— start Extracted information —
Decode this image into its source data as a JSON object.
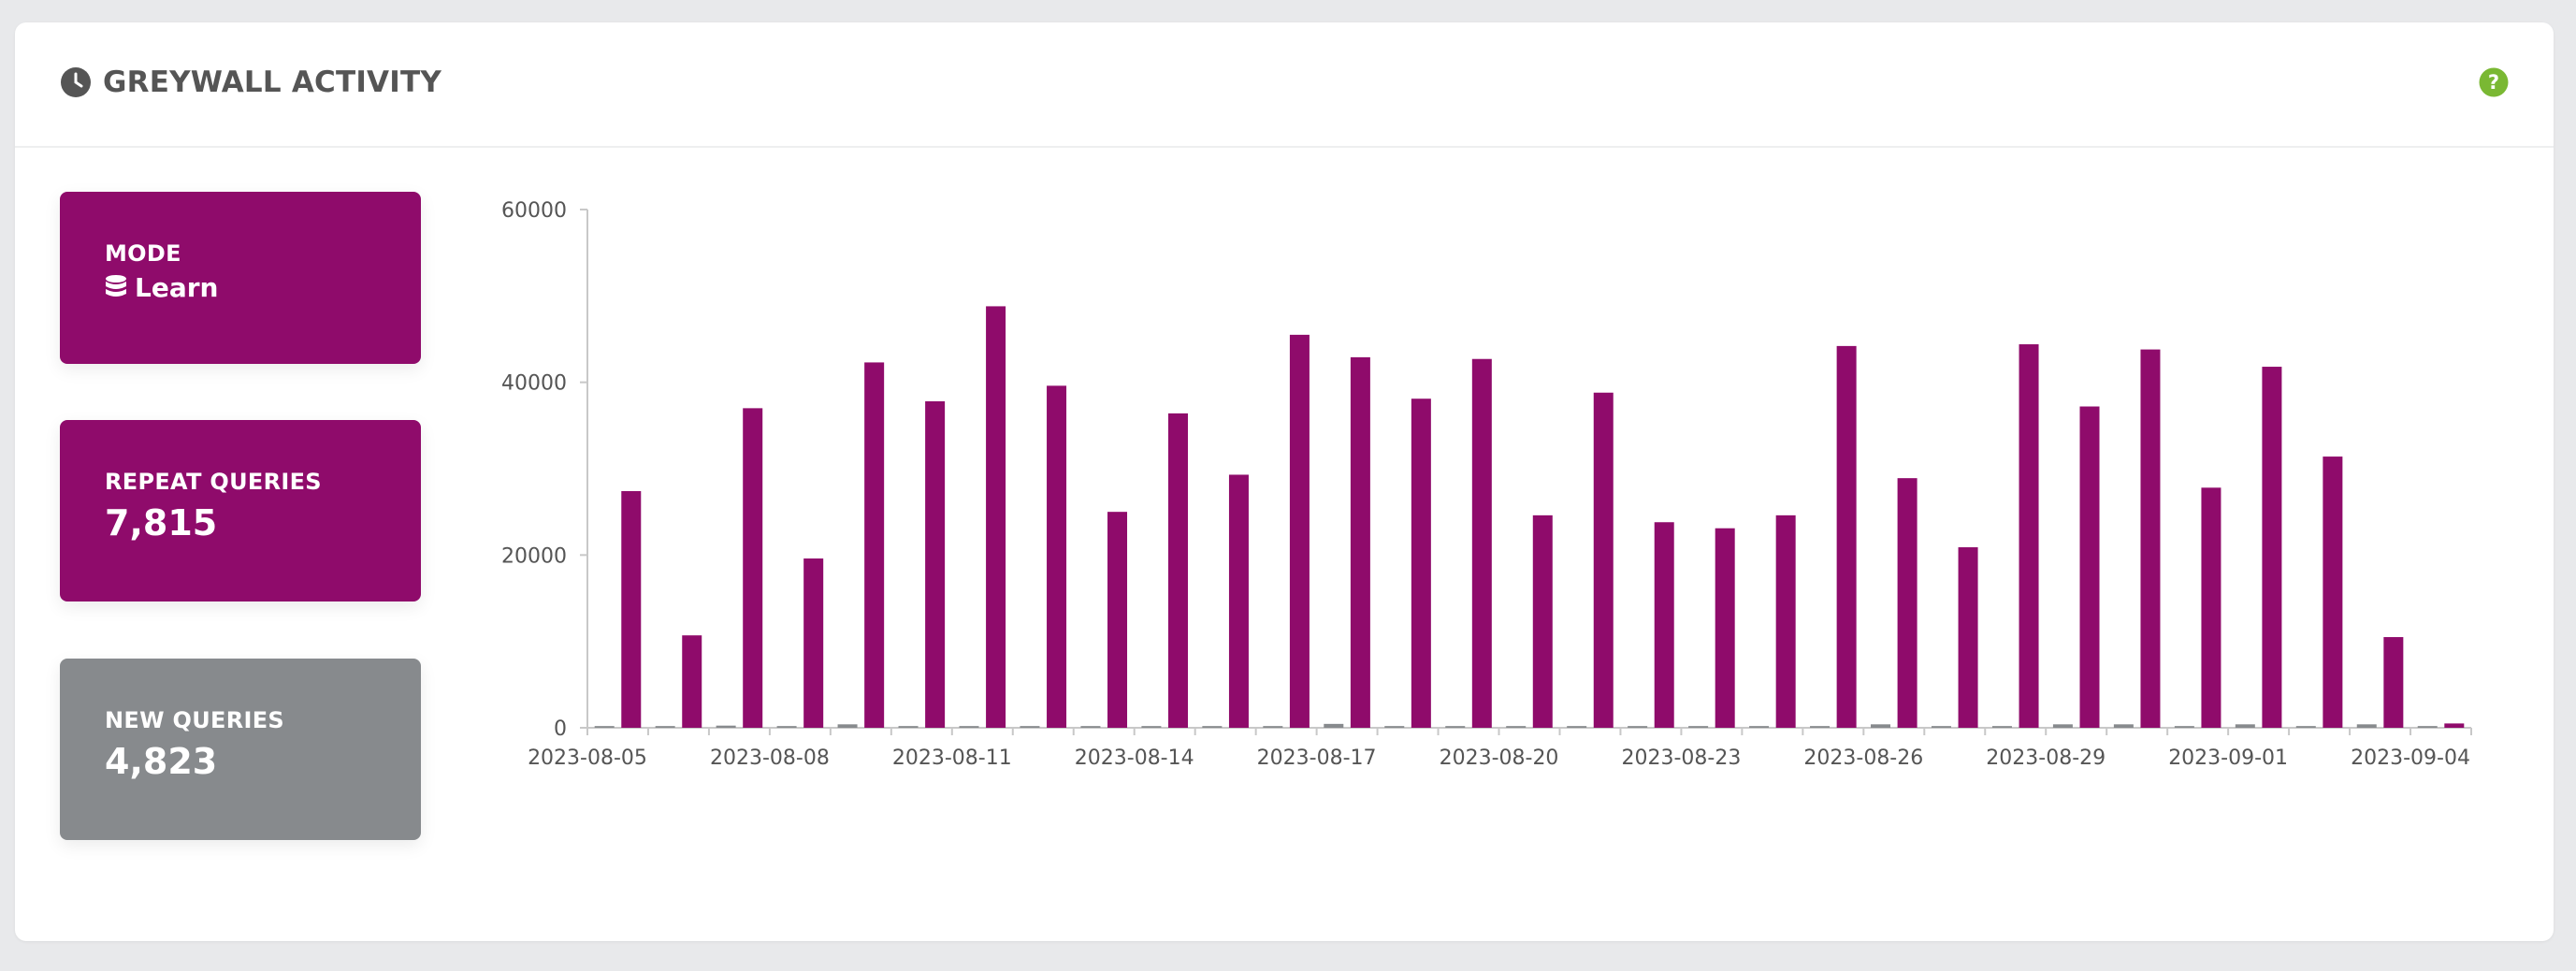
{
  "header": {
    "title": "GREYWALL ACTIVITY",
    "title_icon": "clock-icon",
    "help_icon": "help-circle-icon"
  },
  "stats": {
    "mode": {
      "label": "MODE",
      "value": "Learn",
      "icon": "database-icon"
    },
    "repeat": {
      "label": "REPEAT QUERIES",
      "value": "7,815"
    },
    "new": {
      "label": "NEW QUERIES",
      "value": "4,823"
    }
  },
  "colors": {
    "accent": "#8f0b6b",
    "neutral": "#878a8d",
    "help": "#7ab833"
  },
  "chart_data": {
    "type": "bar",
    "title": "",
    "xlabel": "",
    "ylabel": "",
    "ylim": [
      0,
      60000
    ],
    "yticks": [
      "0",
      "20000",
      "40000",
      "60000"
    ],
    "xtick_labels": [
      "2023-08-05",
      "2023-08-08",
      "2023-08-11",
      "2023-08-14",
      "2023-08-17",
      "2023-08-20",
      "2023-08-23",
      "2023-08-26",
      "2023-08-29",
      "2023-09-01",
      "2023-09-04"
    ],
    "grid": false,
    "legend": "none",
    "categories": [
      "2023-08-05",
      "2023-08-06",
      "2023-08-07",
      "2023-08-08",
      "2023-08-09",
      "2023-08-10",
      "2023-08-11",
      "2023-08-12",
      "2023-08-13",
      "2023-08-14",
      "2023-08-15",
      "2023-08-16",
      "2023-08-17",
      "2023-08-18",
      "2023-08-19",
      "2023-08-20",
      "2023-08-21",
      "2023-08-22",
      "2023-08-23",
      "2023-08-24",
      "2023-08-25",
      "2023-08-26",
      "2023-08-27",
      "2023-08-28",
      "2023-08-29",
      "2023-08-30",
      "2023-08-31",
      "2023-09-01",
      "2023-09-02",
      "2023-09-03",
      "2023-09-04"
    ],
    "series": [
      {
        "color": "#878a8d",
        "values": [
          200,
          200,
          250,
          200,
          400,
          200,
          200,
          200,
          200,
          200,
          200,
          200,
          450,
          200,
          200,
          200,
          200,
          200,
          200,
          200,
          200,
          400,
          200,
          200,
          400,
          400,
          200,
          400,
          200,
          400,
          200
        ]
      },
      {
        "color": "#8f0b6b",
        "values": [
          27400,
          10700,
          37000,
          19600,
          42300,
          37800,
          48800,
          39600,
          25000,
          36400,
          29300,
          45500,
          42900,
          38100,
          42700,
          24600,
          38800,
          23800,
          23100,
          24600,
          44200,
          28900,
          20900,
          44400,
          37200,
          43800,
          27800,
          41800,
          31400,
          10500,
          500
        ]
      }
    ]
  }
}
— end Extracted information —
— start Extracted information —
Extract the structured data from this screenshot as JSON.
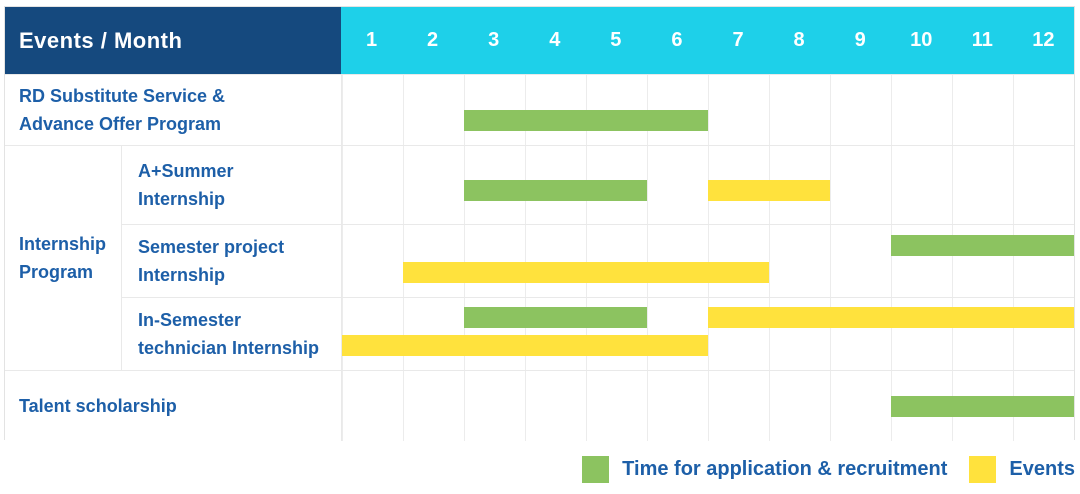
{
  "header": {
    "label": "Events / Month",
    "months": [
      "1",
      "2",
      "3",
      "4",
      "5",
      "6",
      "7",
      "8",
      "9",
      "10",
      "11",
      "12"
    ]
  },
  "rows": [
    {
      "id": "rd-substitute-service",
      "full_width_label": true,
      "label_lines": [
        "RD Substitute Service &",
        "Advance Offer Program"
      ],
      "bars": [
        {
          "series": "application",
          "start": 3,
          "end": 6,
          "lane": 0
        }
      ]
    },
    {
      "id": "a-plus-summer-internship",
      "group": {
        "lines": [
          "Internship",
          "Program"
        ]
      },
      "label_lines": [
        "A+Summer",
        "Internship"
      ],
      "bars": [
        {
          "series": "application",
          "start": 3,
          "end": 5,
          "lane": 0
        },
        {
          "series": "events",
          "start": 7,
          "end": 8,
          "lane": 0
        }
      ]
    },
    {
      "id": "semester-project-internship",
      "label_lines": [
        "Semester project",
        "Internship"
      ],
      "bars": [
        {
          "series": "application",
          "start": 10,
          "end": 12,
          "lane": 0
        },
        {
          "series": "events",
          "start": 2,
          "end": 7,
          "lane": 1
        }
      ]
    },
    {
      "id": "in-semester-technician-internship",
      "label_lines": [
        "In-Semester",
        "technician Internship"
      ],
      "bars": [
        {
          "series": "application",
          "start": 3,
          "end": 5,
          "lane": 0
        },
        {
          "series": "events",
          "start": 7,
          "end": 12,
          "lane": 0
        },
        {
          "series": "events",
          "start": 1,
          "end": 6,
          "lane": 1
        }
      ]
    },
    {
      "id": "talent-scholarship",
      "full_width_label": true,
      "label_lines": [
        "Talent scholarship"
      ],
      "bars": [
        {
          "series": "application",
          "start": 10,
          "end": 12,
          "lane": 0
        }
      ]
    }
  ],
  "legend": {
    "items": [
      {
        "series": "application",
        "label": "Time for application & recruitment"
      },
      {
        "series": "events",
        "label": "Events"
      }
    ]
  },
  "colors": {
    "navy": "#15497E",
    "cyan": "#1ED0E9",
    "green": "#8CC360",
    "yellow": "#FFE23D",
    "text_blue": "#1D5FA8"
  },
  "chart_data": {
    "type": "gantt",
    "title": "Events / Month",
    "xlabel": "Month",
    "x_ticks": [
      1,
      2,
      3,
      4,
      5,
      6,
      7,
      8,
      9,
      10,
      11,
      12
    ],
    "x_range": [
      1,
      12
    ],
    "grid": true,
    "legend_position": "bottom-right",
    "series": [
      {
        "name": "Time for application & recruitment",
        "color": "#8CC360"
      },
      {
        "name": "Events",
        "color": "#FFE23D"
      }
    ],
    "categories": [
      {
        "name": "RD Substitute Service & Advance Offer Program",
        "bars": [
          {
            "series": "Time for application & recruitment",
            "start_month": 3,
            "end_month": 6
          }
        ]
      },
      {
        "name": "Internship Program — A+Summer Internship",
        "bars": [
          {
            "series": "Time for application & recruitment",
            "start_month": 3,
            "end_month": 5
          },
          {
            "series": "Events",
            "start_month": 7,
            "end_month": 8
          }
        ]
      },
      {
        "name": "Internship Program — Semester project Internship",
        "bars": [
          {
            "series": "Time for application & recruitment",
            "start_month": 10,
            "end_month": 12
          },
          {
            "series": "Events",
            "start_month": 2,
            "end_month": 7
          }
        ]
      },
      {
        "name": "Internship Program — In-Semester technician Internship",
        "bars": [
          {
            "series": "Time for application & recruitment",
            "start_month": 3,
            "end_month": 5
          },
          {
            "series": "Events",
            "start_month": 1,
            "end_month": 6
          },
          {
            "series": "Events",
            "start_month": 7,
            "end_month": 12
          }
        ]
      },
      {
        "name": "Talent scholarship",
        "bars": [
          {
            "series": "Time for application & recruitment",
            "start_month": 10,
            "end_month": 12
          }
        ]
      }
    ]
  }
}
— end Extracted information —
— start Extracted information —
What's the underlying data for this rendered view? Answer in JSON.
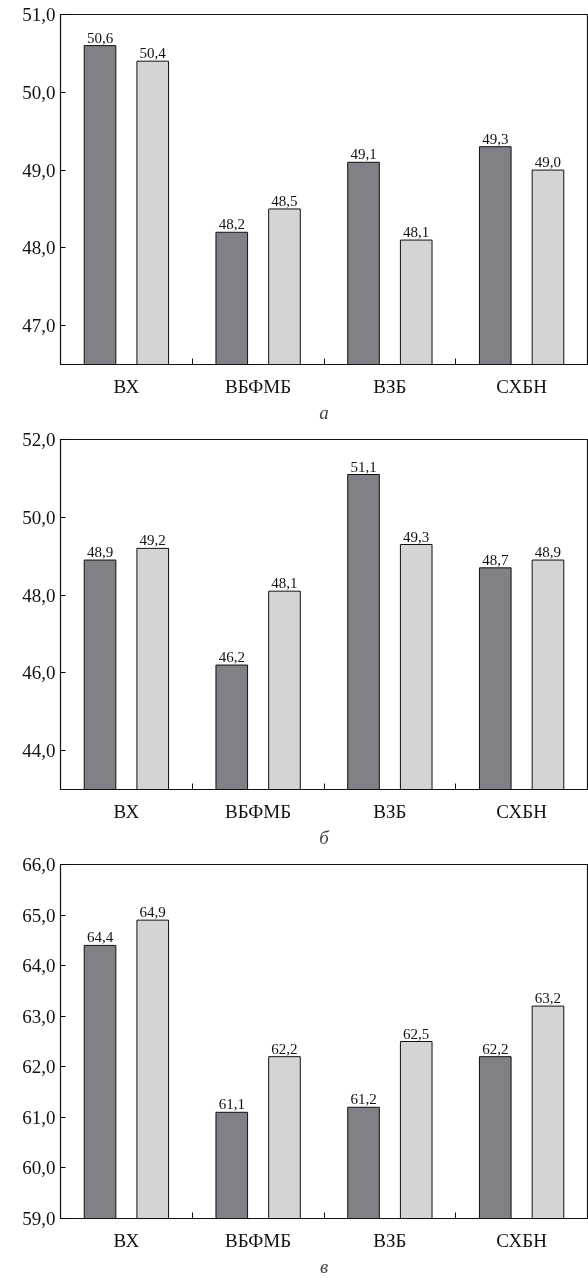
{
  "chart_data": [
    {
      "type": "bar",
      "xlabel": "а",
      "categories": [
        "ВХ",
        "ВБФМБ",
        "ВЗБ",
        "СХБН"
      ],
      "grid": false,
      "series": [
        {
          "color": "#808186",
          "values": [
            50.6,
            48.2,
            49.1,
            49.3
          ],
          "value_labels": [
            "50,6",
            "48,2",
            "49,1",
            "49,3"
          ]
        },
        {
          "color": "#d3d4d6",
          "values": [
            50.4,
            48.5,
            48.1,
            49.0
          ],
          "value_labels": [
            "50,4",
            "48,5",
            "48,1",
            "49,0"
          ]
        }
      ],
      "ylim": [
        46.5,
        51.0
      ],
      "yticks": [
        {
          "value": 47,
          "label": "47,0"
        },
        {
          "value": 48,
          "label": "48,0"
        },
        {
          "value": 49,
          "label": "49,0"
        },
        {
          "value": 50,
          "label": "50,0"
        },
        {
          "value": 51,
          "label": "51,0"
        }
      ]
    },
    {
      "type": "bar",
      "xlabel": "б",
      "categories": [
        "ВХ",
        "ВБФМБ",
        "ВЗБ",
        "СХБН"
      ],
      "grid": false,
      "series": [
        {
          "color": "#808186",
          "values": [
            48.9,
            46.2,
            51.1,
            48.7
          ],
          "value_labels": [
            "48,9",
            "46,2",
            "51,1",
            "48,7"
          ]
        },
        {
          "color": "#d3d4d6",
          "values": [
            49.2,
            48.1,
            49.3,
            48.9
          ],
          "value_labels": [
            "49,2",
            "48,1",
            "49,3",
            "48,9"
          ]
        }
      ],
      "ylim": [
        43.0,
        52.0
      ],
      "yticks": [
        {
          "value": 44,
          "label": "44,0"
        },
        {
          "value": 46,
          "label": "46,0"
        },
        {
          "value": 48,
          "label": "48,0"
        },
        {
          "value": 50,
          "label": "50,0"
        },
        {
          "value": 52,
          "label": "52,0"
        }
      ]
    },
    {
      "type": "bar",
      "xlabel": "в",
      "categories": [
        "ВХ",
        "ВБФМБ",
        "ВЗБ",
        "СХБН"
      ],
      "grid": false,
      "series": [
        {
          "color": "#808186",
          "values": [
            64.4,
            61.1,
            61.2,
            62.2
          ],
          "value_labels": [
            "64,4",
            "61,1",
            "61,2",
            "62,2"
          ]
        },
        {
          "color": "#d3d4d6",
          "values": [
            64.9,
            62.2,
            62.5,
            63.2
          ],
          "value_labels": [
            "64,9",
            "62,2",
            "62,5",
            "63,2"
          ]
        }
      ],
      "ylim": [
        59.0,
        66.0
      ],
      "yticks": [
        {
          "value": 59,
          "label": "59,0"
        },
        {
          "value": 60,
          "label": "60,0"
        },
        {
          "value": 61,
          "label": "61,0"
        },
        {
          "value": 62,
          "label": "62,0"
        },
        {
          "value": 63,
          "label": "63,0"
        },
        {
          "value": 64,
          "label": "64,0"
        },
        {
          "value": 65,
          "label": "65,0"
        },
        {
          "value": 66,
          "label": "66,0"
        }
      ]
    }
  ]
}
— end Extracted information —
Objective: From the material given, work out how many lines hold the string "help"; state that number and nothing further.

Final result: 2